» Exercise brief:
Using the data below, copy each line that includes the word "engines".

» Data to use:
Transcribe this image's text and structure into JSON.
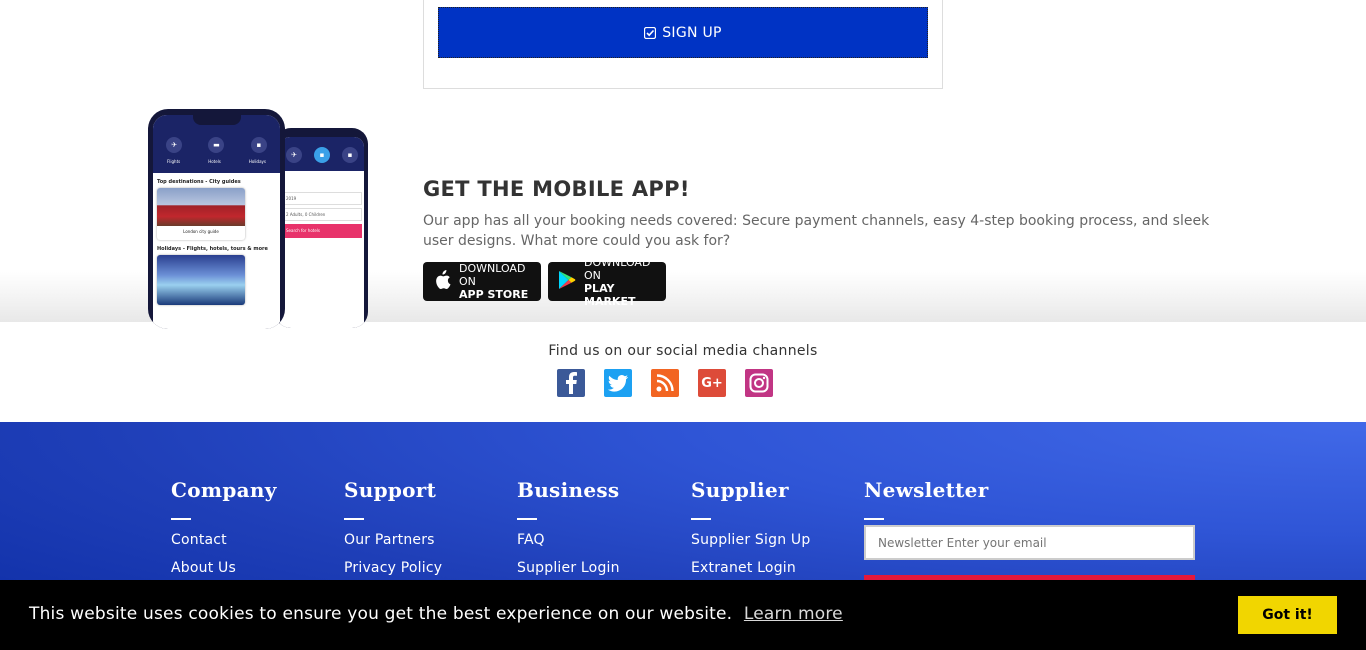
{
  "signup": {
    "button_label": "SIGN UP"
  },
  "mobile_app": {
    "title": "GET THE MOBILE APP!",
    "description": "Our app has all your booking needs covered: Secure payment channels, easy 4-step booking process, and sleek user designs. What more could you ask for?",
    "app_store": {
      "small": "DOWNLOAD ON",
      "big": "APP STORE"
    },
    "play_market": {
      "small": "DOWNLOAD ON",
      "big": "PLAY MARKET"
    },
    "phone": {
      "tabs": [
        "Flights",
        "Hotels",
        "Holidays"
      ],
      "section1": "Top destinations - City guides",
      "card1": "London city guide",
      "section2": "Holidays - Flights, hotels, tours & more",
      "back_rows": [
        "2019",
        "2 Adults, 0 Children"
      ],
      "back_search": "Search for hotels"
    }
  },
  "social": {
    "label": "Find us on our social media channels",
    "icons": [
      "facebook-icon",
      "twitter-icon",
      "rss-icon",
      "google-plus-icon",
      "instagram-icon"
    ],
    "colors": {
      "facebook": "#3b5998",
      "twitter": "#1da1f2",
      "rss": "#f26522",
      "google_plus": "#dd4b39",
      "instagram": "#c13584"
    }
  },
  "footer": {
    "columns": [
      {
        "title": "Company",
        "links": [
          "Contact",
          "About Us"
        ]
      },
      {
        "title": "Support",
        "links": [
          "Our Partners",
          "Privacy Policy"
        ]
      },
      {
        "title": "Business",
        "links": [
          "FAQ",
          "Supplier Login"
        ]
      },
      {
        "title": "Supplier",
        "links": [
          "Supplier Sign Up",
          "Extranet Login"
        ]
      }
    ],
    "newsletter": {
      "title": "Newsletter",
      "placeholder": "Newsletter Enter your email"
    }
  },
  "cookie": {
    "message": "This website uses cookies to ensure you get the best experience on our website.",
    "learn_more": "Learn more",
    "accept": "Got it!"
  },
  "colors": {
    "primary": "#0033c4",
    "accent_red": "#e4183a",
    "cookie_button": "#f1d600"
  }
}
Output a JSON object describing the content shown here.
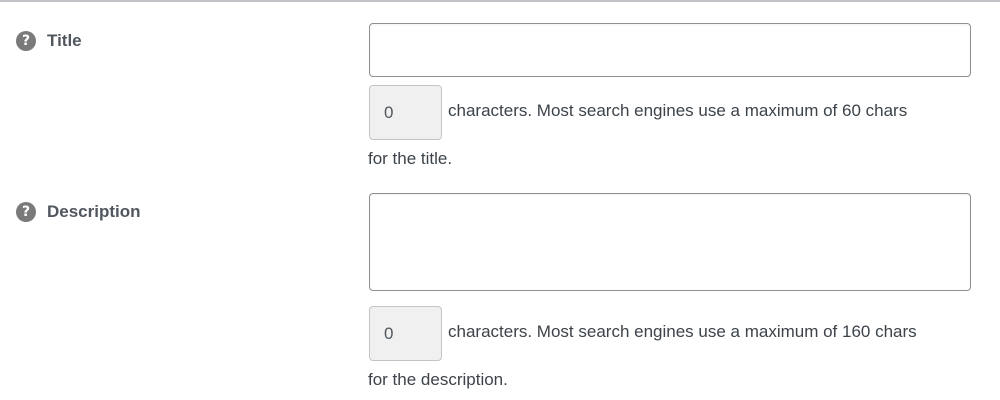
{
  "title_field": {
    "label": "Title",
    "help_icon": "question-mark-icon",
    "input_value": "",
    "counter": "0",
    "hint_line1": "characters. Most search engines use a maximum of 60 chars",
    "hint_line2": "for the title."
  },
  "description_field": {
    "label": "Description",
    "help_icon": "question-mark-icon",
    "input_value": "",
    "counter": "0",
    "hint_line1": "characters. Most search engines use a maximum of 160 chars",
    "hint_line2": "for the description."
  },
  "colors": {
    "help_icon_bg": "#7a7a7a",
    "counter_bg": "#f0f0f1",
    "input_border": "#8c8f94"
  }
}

...

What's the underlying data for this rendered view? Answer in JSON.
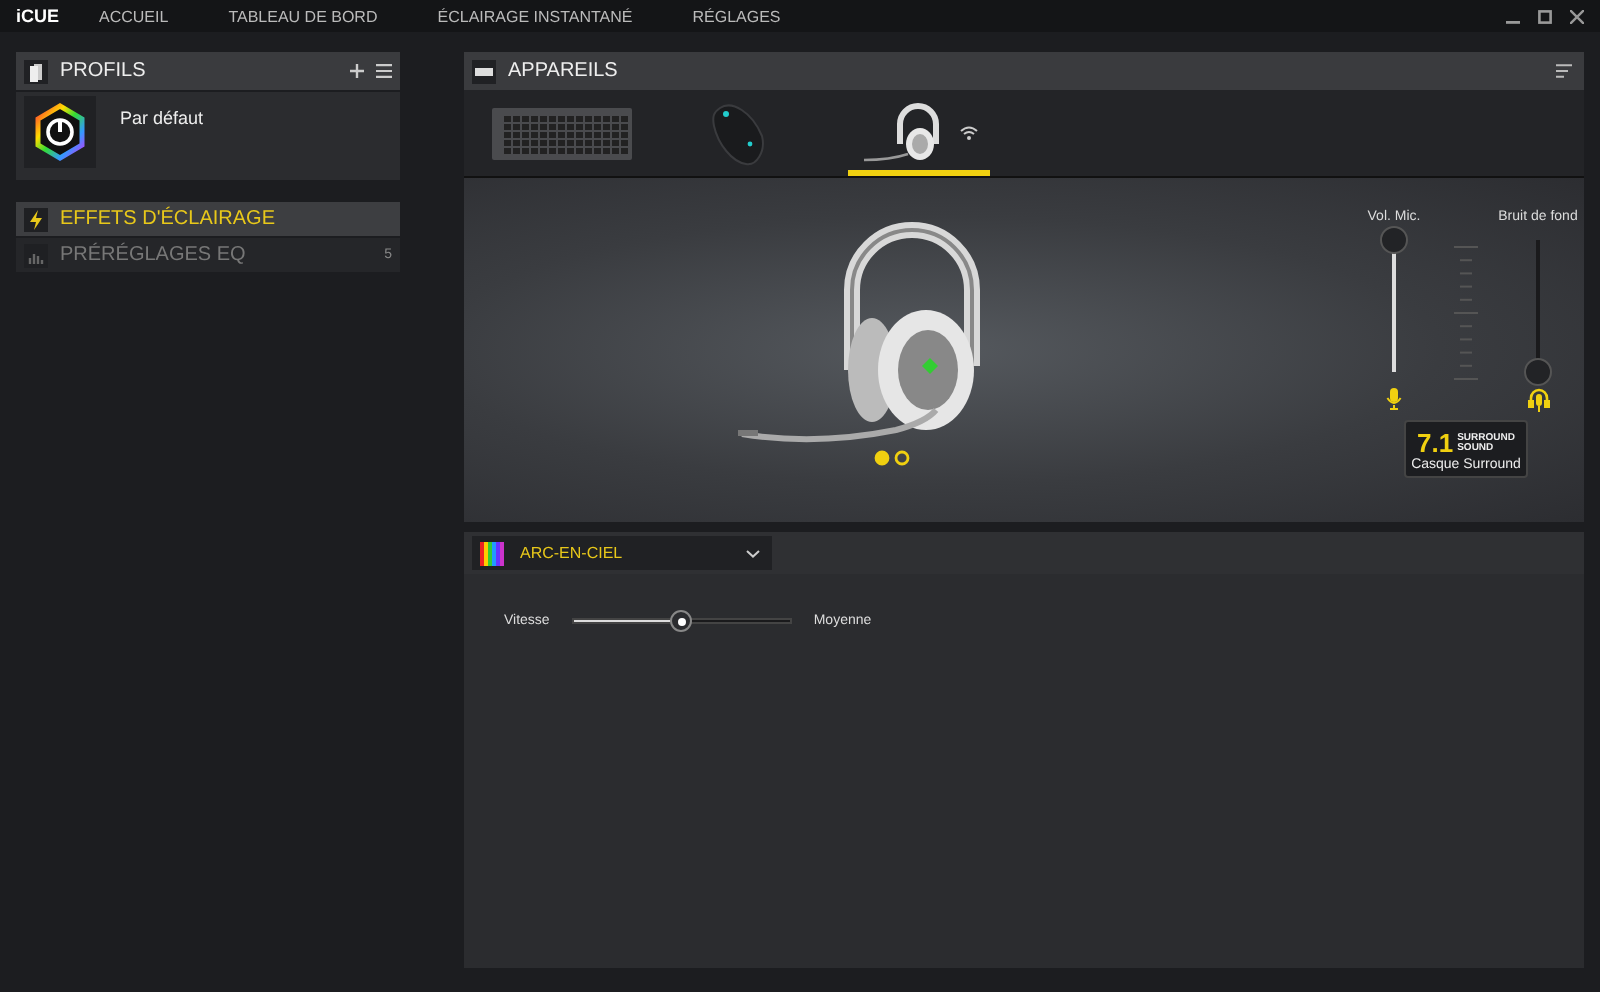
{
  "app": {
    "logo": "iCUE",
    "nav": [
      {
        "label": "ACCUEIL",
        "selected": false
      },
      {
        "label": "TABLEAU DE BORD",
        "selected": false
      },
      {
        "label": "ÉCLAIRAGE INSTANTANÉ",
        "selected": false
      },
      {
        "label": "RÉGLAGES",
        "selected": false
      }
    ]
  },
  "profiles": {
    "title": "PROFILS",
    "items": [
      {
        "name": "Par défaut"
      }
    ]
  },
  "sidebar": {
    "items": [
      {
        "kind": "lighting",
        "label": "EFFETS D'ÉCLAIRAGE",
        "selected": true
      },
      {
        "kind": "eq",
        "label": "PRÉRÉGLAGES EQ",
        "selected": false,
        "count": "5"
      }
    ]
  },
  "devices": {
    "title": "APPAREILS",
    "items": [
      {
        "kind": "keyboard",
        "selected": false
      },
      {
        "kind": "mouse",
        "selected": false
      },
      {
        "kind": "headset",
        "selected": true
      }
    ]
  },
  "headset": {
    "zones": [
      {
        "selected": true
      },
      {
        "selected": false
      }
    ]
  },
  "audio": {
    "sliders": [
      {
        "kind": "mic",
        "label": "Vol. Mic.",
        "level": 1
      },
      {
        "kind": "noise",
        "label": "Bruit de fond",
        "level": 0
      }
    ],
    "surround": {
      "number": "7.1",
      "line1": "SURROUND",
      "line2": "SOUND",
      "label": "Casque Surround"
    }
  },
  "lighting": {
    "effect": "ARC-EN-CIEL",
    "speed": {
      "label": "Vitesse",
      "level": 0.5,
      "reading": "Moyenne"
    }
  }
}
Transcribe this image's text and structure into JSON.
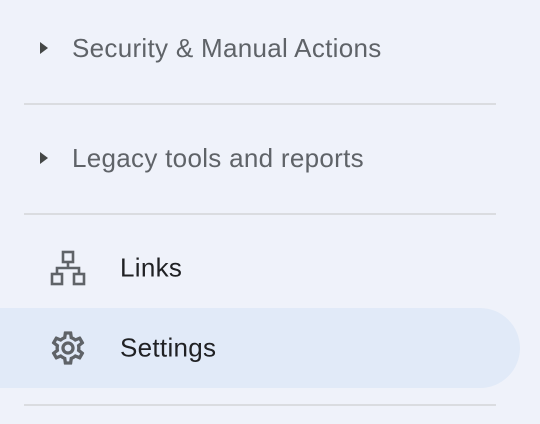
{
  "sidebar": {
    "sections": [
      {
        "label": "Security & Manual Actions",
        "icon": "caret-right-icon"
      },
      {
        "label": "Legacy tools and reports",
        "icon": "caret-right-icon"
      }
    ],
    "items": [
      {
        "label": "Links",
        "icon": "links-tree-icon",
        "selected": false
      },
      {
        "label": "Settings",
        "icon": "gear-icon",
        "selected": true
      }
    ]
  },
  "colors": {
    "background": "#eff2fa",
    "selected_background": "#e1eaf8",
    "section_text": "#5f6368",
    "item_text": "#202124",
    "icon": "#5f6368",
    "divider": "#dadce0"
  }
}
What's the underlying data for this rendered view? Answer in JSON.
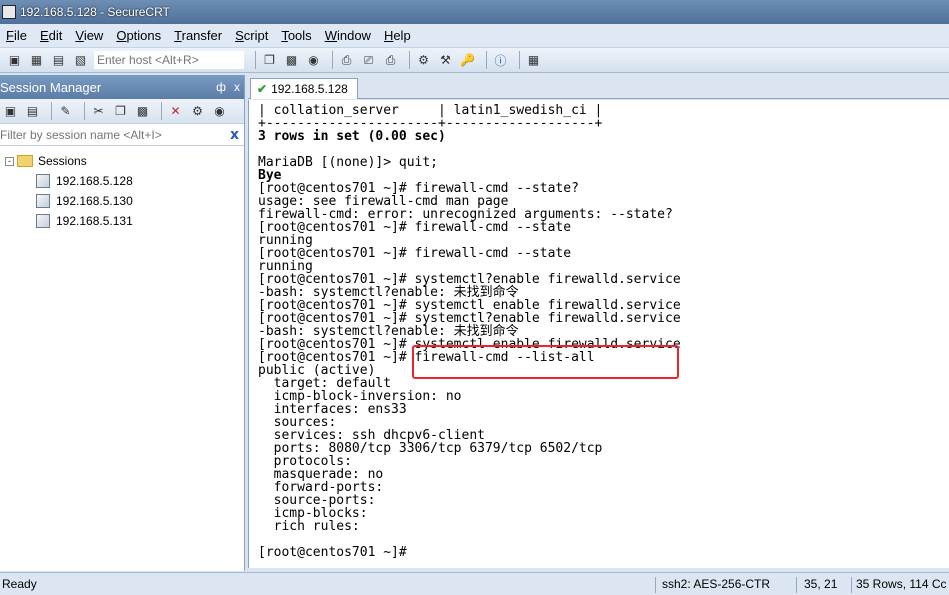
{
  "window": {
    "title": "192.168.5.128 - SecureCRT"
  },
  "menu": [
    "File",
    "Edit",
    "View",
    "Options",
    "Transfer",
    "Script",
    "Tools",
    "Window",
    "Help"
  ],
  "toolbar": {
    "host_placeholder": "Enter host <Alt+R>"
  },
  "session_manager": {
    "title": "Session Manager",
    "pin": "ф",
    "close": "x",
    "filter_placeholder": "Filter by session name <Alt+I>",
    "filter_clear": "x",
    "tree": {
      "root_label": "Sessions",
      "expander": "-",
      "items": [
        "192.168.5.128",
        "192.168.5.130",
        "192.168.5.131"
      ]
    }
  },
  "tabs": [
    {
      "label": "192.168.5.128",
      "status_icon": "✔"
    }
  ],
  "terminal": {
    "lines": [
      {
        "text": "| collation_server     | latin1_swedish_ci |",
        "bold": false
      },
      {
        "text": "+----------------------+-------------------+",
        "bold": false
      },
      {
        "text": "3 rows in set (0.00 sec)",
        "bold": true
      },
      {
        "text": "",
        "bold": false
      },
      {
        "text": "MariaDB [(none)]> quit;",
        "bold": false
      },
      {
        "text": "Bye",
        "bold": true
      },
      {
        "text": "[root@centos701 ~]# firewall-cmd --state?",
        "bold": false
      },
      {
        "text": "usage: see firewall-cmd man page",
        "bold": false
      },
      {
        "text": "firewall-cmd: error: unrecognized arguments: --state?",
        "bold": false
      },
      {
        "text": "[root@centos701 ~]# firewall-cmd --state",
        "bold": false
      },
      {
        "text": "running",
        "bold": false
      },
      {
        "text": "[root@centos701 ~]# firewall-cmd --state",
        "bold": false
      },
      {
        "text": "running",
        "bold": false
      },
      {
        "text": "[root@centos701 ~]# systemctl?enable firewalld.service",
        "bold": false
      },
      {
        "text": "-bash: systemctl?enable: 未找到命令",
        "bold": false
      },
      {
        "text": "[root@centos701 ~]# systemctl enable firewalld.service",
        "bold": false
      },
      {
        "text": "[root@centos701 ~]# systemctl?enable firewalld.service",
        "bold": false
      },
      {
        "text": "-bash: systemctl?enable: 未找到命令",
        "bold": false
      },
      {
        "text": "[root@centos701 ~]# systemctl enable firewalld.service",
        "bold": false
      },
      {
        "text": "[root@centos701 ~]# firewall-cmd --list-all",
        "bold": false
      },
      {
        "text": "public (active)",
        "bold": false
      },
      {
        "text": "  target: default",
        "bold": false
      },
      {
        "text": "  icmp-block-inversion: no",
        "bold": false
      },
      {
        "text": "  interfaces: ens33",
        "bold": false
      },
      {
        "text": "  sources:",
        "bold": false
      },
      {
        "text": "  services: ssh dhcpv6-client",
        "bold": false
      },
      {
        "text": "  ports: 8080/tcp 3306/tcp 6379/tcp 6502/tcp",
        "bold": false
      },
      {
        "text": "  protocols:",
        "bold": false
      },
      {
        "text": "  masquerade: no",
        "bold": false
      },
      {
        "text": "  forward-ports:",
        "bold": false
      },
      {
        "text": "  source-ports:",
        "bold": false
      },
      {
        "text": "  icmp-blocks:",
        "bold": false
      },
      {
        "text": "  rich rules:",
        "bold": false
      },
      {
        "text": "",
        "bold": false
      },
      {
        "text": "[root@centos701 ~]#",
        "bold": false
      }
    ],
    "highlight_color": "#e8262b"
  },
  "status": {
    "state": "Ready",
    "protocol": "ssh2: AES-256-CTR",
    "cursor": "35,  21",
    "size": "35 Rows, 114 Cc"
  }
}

» Answer:
    "hint_line1": "characters. Most search engines use a maximum of 60 chars",
    "hint_line1": "characters. Most search engines use a maximum of 160 chars",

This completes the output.